>> begin
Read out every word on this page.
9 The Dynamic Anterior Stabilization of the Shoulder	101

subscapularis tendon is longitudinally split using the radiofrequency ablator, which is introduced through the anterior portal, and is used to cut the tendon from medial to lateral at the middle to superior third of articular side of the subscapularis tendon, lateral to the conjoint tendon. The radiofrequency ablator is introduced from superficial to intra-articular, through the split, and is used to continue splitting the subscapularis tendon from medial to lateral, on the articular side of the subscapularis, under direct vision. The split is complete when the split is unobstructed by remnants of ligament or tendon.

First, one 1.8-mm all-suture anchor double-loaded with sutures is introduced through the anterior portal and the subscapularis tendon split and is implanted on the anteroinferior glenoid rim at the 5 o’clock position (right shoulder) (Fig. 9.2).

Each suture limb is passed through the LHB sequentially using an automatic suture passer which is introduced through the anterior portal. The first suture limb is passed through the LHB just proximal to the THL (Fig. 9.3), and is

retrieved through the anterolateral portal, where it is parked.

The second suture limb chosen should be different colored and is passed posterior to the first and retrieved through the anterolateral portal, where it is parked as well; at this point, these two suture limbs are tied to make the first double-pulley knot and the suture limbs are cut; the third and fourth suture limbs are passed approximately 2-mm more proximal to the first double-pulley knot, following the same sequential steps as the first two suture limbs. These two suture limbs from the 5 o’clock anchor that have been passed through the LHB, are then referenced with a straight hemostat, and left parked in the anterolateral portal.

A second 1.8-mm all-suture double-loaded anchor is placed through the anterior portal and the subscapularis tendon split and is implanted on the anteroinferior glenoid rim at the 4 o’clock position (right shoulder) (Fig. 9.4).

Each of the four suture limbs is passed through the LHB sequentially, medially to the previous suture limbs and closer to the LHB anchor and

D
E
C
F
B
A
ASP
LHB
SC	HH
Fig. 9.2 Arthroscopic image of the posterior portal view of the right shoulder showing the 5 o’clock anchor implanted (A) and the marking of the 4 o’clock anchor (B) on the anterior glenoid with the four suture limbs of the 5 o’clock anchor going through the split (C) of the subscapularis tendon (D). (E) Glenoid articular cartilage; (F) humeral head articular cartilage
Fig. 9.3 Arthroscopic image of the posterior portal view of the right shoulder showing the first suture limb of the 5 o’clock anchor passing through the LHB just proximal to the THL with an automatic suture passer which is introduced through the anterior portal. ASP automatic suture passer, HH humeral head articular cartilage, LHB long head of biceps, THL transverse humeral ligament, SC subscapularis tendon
>> end
• **Problem to solve**: In the material above, find the lines that contain "loaded" and show them.

• **Reply to the task**:
First, one 1.8-mm all-suture anchor double-loaded with sutures is introduced through the anterior portal and the subscapularis tendon split and is implanted on the anteroinferior glenoid rim at the 5 o’clock position (right shoulder) (Fig. 9.2).
A second 1.8-mm all-suture double-loaded anchor is placed through the anterior portal and the subscapularis tendon split and is implanted on the anteroinferior glenoid rim at the 4 o’clock position (right shoulder) (Fig. 9.4).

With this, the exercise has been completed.